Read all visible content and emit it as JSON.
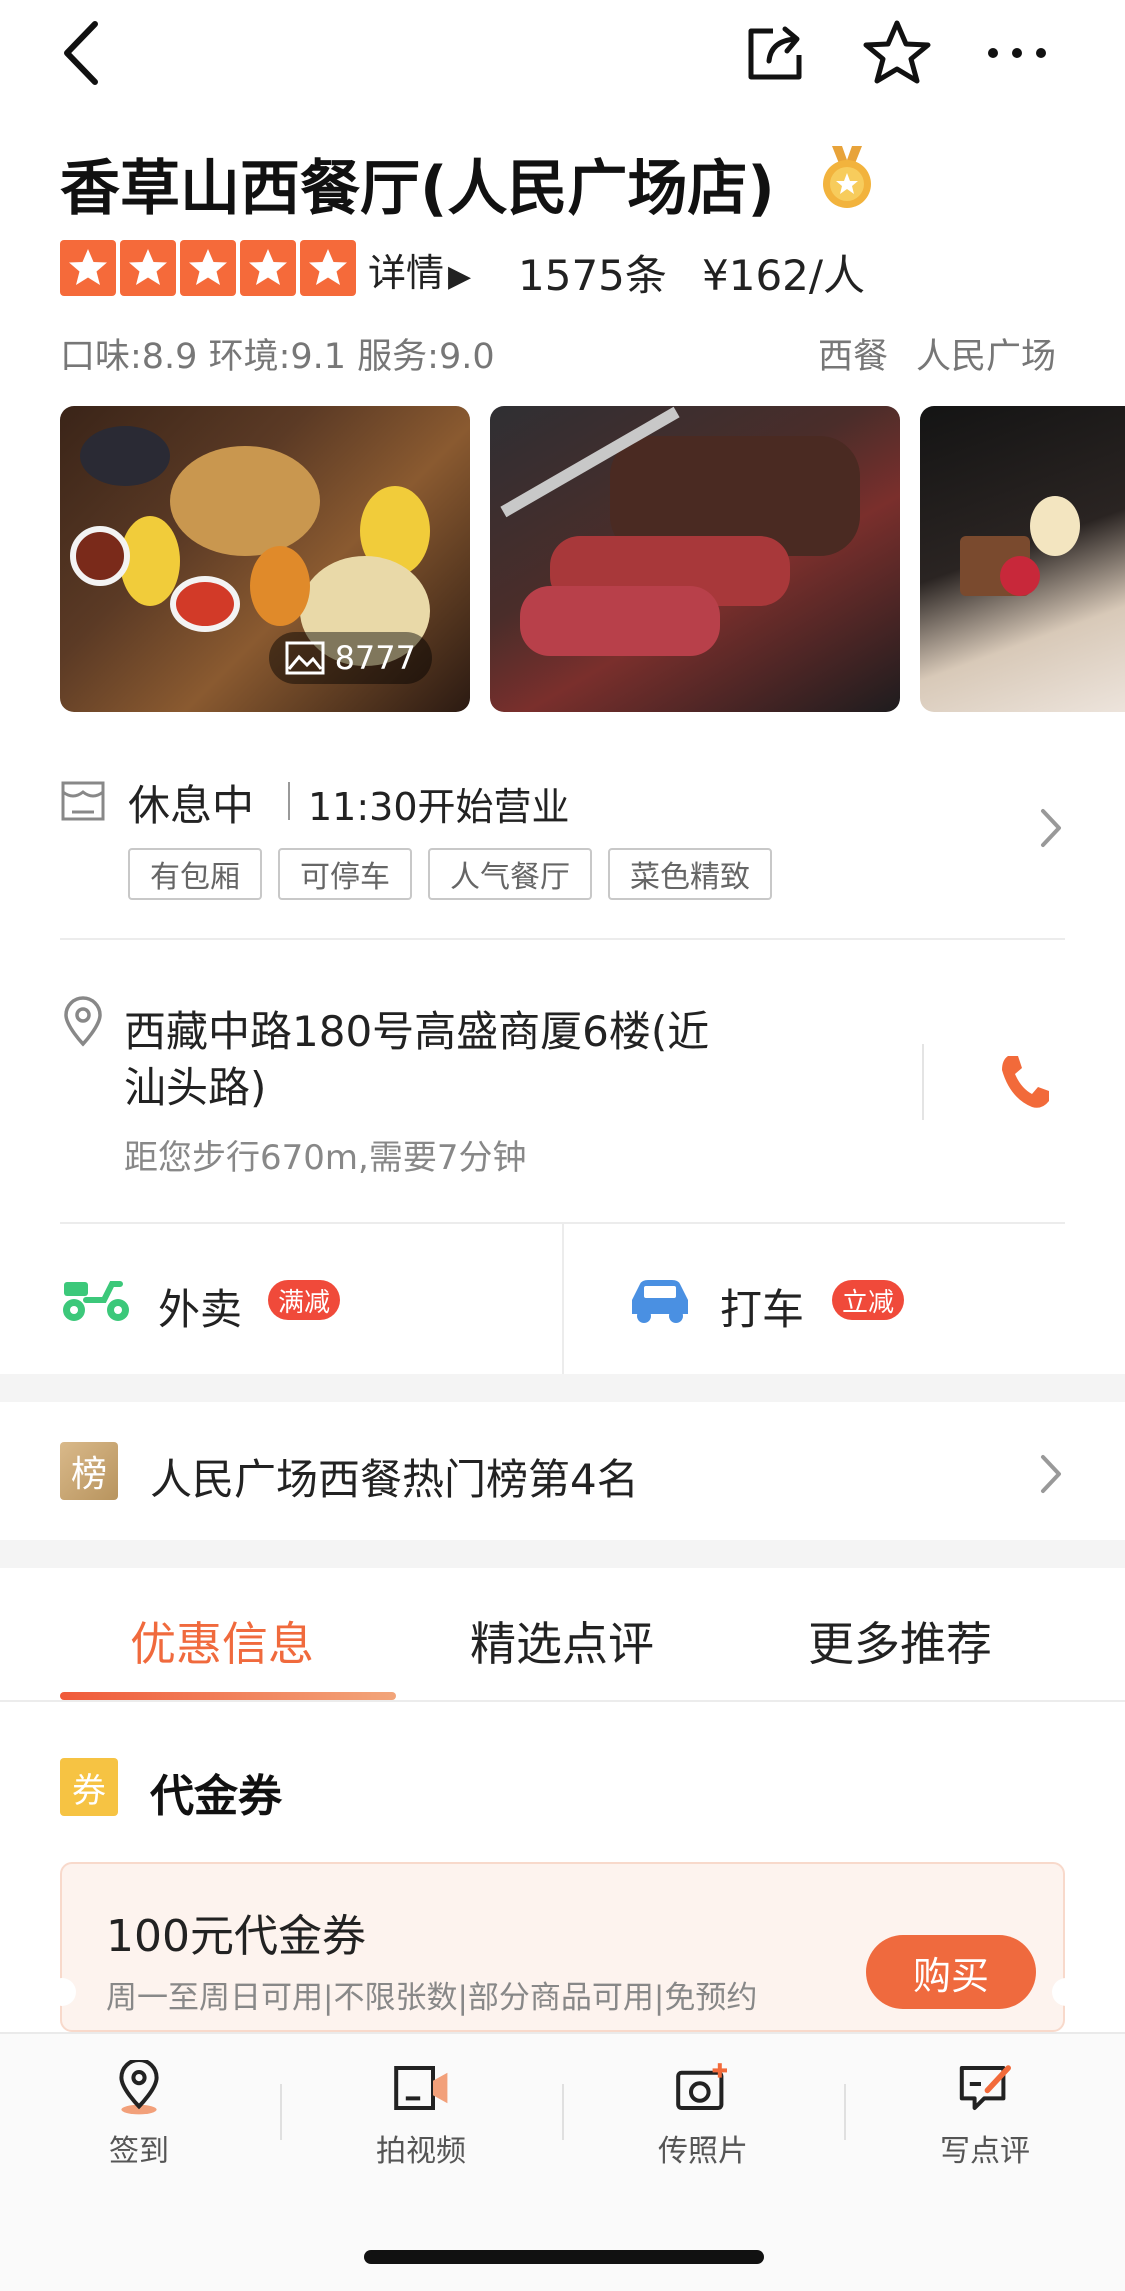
{
  "shop": {
    "name": "香草山西餐厅(人民广场店)",
    "detail_link": "详情",
    "review_count": "1575条",
    "price": "¥162/人",
    "rating_stars": 5,
    "scores": "口味:8.9 环境:9.1 服务:9.0",
    "category": "西餐",
    "area": "人民广场"
  },
  "photos": {
    "count": "8777"
  },
  "hours": {
    "status": "休息中",
    "open_text": "11:30开始营业",
    "tags": [
      "有包厢",
      "可停车",
      "人气餐厅",
      "菜色精致"
    ]
  },
  "address": {
    "line1": "西藏中路180号高盛商厦6楼(近",
    "line2": "汕头路)",
    "walk": "距您步行670m,需要7分钟"
  },
  "services": {
    "takeout_label": "外卖",
    "takeout_badge": "满减",
    "taxi_label": "打车",
    "taxi_badge": "立减"
  },
  "rank": {
    "icon_text": "榜",
    "text": "人民广场西餐热门榜第4名"
  },
  "tabs": [
    "优惠信息",
    "精选点评",
    "更多推荐"
  ],
  "coupon": {
    "icon_text": "券",
    "section_title": "代金券",
    "title": "100元代金券",
    "desc": "周一至周日可用|不限张数|部分商品可用|免预约",
    "buy_label": "购买"
  },
  "bottom_bar": [
    {
      "label": "签到",
      "icon": "checkin-pin-icon"
    },
    {
      "label": "拍视频",
      "icon": "video-icon"
    },
    {
      "label": "传照片",
      "icon": "camera-plus-icon"
    },
    {
      "label": "写点评",
      "icon": "write-review-icon"
    }
  ],
  "colors": {
    "accent": "#f06a3d",
    "star": "#f56a3a",
    "badge": "#f04a3a",
    "takeout_green": "#3cc87a",
    "taxi_blue": "#4a90e2"
  }
}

> _STATED PROBLEM_:
Transcribe the records above exactly as they appear, leaving out any pictures.

> _WRITTEN SOLUTION_:
Read all visible content and emit it as JSON.
{
  "shop": {
    "name": "香草山西餐厅(人民广场店)",
    "detail_link": "详情",
    "review_count": "1575条",
    "price": "¥162/人",
    "rating_stars": 5,
    "scores": "口味:8.9 环境:9.1 服务:9.0",
    "category": "西餐",
    "area": "人民广场"
  },
  "photos": {
    "count": "8777"
  },
  "hours": {
    "status": "休息中",
    "open_text": "11:30开始营业",
    "tags": [
      "有包厢",
      "可停车",
      "人气餐厅",
      "菜色精致"
    ]
  },
  "address": {
    "line1": "西藏中路180号高盛商厦6楼(近",
    "line2": "汕头路)",
    "walk": "距您步行670m,需要7分钟"
  },
  "services": {
    "takeout_label": "外卖",
    "takeout_badge": "满减",
    "taxi_label": "打车",
    "taxi_badge": "立减"
  },
  "rank": {
    "icon_text": "榜",
    "text": "人民广场西餐热门榜第4名"
  },
  "tabs": [
    "优惠信息",
    "精选点评",
    "更多推荐"
  ],
  "coupon": {
    "icon_text": "券",
    "section_title": "代金券",
    "title": "100元代金券",
    "desc": "周一至周日可用|不限张数|部分商品可用|免预约",
    "buy_label": "购买"
  },
  "bottom_bar": [
    {
      "label": "签到",
      "icon": "checkin-pin-icon"
    },
    {
      "label": "拍视频",
      "icon": "video-icon"
    },
    {
      "label": "传照片",
      "icon": "camera-plus-icon"
    },
    {
      "label": "写点评",
      "icon": "write-review-icon"
    }
  ],
  "colors": {
    "accent": "#f06a3d",
    "star": "#f56a3a",
    "badge": "#f04a3a",
    "takeout_green": "#3cc87a",
    "taxi_blue": "#4a90e2"
  }
}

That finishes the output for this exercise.